::: Records for processing

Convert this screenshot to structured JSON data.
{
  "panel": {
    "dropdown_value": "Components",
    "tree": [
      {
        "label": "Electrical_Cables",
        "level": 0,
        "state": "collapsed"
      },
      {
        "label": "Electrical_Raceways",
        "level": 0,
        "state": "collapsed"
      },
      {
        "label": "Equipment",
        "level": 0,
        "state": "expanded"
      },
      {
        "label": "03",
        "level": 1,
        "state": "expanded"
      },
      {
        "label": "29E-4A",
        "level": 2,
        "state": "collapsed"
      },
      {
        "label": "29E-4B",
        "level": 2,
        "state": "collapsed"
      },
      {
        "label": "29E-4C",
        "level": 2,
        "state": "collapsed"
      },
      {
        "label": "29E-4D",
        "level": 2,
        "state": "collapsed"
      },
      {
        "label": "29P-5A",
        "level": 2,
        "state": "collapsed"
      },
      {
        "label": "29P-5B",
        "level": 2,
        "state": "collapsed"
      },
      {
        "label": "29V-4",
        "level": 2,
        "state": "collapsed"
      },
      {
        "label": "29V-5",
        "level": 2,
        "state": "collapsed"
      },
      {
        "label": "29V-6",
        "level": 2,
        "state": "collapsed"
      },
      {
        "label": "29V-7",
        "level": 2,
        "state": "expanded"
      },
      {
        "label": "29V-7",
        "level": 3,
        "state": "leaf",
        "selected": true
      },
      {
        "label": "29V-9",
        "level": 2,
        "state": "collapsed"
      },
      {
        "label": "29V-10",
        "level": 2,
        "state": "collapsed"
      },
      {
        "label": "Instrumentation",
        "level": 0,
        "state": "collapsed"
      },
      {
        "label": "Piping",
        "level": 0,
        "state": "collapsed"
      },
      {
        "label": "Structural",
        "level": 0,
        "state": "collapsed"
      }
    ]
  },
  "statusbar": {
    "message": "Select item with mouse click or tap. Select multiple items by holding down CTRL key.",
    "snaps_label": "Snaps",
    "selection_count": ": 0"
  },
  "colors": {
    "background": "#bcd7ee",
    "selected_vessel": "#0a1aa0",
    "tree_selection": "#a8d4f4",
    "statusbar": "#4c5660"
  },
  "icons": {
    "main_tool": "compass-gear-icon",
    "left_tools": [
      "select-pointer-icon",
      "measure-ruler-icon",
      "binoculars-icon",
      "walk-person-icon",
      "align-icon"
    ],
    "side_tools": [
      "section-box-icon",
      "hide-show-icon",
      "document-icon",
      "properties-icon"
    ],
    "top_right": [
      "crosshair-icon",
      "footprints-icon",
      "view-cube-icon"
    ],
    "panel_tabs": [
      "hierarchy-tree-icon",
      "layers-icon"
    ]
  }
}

::::::

> [Requirements]: Please set down all the data word for word.

> [Exercise solution]:
Convert this screenshot to structured JSON data.
{
  "panel": {
    "dropdown_value": "Components",
    "tree": [
      {
        "label": "Electrical_Cables",
        "level": 0,
        "state": "collapsed"
      },
      {
        "label": "Electrical_Raceways",
        "level": 0,
        "state": "collapsed"
      },
      {
        "label": "Equipment",
        "level": 0,
        "state": "expanded"
      },
      {
        "label": "03",
        "level": 1,
        "state": "expanded"
      },
      {
        "label": "29E-4A",
        "level": 2,
        "state": "collapsed"
      },
      {
        "label": "29E-4B",
        "level": 2,
        "state": "collapsed"
      },
      {
        "label": "29E-4C",
        "level": 2,
        "state": "collapsed"
      },
      {
        "label": "29E-4D",
        "level": 2,
        "state": "collapsed"
      },
      {
        "label": "29P-5A",
        "level": 2,
        "state": "collapsed"
      },
      {
        "label": "29P-5B",
        "level": 2,
        "state": "collapsed"
      },
      {
        "label": "29V-4",
        "level": 2,
        "state": "collapsed"
      },
      {
        "label": "29V-5",
        "level": 2,
        "state": "collapsed"
      },
      {
        "label": "29V-6",
        "level": 2,
        "state": "collapsed"
      },
      {
        "label": "29V-7",
        "level": 2,
        "state": "expanded"
      },
      {
        "label": "29V-7",
        "level": 3,
        "state": "leaf",
        "selected": true
      },
      {
        "label": "29V-9",
        "level": 2,
        "state": "collapsed"
      },
      {
        "label": "29V-10",
        "level": 2,
        "state": "collapsed"
      },
      {
        "label": "Instrumentation",
        "level": 0,
        "state": "collapsed"
      },
      {
        "label": "Piping",
        "level": 0,
        "state": "collapsed"
      },
      {
        "label": "Structural",
        "level": 0,
        "state": "collapsed"
      }
    ]
  },
  "statusbar": {
    "message": "Select item with mouse click or tap. Select multiple items by holding down CTRL key.",
    "snaps_label": "Snaps",
    "selection_count": ": 0"
  },
  "colors": {
    "background": "#bcd7ee",
    "selected_vessel": "#0a1aa0",
    "tree_selection": "#a8d4f4",
    "statusbar": "#4c5660"
  },
  "icons": {
    "main_tool": "compass-gear-icon",
    "left_tools": [
      "select-pointer-icon",
      "measure-ruler-icon",
      "binoculars-icon",
      "walk-person-icon",
      "align-icon"
    ],
    "side_tools": [
      "section-box-icon",
      "hide-show-icon",
      "document-icon",
      "properties-icon"
    ],
    "top_right": [
      "crosshair-icon",
      "footprints-icon",
      "view-cube-icon"
    ],
    "panel_tabs": [
      "hierarchy-tree-icon",
      "layers-icon"
    ]
  }
}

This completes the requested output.